◆ Challenge: Each line below should be quoted exactly, please.

◆ Dataset excerpts:
⟨

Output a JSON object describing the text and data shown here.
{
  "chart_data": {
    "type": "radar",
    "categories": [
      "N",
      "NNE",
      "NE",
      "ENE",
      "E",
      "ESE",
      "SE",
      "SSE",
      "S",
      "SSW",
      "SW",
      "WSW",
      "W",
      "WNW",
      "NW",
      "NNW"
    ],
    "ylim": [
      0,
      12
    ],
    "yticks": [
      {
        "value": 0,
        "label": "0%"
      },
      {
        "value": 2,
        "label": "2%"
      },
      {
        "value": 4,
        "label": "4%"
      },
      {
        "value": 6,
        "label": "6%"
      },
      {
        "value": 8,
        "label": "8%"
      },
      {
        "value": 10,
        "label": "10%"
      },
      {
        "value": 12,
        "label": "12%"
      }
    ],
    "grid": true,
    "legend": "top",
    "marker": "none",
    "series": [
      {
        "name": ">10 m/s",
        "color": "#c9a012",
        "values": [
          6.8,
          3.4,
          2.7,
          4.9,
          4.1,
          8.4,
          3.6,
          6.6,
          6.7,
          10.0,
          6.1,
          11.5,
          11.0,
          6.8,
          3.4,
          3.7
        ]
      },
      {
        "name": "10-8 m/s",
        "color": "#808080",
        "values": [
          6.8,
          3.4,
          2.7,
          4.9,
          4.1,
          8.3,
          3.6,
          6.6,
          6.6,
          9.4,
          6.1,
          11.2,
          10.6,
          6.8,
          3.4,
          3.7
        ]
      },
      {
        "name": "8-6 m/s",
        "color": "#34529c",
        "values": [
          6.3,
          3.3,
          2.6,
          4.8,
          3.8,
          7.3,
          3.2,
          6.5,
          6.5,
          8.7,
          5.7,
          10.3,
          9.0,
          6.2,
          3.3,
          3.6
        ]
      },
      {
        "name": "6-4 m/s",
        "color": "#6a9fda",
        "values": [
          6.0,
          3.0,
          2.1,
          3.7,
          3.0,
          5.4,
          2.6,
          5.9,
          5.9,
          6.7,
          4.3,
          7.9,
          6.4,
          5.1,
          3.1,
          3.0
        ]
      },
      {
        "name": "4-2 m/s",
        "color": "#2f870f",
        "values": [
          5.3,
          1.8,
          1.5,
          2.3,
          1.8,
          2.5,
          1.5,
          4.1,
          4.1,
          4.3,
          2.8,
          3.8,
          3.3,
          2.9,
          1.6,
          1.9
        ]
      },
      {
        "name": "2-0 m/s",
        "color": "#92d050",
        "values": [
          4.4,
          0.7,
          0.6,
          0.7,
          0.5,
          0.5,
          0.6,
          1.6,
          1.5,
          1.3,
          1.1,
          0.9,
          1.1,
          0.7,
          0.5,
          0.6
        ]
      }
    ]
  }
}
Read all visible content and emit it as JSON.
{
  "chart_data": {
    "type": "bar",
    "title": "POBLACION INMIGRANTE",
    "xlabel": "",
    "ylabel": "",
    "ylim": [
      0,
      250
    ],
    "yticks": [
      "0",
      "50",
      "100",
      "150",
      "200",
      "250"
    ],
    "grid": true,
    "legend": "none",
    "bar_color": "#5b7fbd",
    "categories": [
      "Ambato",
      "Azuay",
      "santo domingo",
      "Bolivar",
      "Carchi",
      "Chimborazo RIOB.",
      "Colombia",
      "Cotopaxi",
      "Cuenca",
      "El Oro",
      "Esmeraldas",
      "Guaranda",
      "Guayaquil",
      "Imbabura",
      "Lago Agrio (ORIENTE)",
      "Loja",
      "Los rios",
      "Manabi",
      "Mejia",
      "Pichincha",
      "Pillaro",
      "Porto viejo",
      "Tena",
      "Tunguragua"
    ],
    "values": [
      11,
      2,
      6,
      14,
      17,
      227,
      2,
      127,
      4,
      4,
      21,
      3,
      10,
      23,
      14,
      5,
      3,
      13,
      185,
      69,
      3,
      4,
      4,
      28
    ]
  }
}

⟩

◆ Result:
Output a JSON object describing the text and data shown here.
{
  "chart_data": {
    "type": "radar",
    "categories": [
      "N",
      "NNE",
      "NE",
      "ENE",
      "E",
      "ESE",
      "SE",
      "SSE",
      "S",
      "SSW",
      "SW",
      "WSW",
      "W",
      "WNW",
      "NW",
      "NNW"
    ],
    "ylim": [
      0,
      12
    ],
    "yticks": [
      {
        "value": 0,
        "label": "0%"
      },
      {
        "value": 2,
        "label": "2%"
      },
      {
        "value": 4,
        "label": "4%"
      },
      {
        "value": 6,
        "label": "6%"
      },
      {
        "value": 8,
        "label": "8%"
      },
      {
        "value": 10,
        "label": "10%"
      },
      {
        "value": 12,
        "label": "12%"
      }
    ],
    "grid": true,
    "legend": "top",
    "marker": "none",
    "series": [
      {
        "name": ">10 m/s",
        "color": "#c9a012",
        "values": [
          6.8,
          3.4,
          2.7,
          4.9,
          4.1,
          8.4,
          3.6,
          6.6,
          6.7,
          10.0,
          6.1,
          11.5,
          11.0,
          6.8,
          3.4,
          3.7
        ]
      },
      {
        "name": "10-8 m/s",
        "color": "#808080",
        "values": [
          6.8,
          3.4,
          2.7,
          4.9,
          4.1,
          8.3,
          3.6,
          6.6,
          6.6,
          9.4,
          6.1,
          11.2,
          10.6,
          6.8,
          3.4,
          3.7
        ]
      },
      {
        "name": "8-6 m/s",
        "color": "#34529c",
        "values": [
          6.3,
          3.3,
          2.6,
          4.8,
          3.8,
          7.3,
          3.2,
          6.5,
          6.5,
          8.7,
          5.7,
          10.3,
          9.0,
          6.2,
          3.3,
          3.6
        ]
      },
      {
        "name": "6-4 m/s",
        "color": "#6a9fda",
        "values": [
          6.0,
          3.0,
          2.1,
          3.7,
          3.0,
          5.4,
          2.6,
          5.9,
          5.9,
          6.7,
          4.3,
          7.9,
          6.4,
          5.1,
          3.1,
          3.0
        ]
      },
      {
        "name": "4-2 m/s",
        "color": "#2f870f",
        "values": [
          5.3,
          1.8,
          1.5,
          2.3,
          1.8,
          2.5,
          1.5,
          4.1,
          4.1,
          4.3,
          2.8,
          3.8,
          3.3,
          2.9,
          1.6,
          1.9
        ]
      },
      {
        "name": "2-0 m/s",
        "color": "#92d050",
        "values": [
          4.4,
          0.7,
          0.6,
          0.7,
          0.5,
          0.5,
          0.6,
          1.6,
          1.5,
          1.3,
          1.1,
          0.9,
          1.1,
          0.7,
          0.5,
          0.6
        ]
      }
    ]
  }
}
Read all visible content and emit it as JSON.
{
  "chart_data": {
    "type": "bar",
    "title": "POBLACION INMIGRANTE",
    "xlabel": "",
    "ylabel": "",
    "ylim": [
      0,
      250
    ],
    "yticks": [
      "0",
      "50",
      "100",
      "150",
      "200",
      "250"
    ],
    "grid": true,
    "legend": "none",
    "bar_color": "#5b7fbd",
    "categories": [
      "Ambato",
      "Azuay",
      "santo domingo",
      "Bolivar",
      "Carchi",
      "Chimborazo RIOB.",
      "Colombia",
      "Cotopaxi",
      "Cuenca",
      "El Oro",
      "Esmeraldas",
      "Guaranda",
      "Guayaquil",
      "Imbabura",
      "Lago Agrio (ORIENTE)",
      "Loja",
      "Los rios",
      "Manabi",
      "Mejia",
      "Pichincha",
      "Pillaro",
      "Porto viejo",
      "Tena",
      "Tunguragua"
    ],
    "values": [
      11,
      2,
      6,
      14,
      17,
      227,
      2,
      127,
      4,
      4,
      21,
      3,
      10,
      23,
      14,
      5,
      3,
      13,
      185,
      69,
      3,
      4,
      4,
      28
    ]
  }
}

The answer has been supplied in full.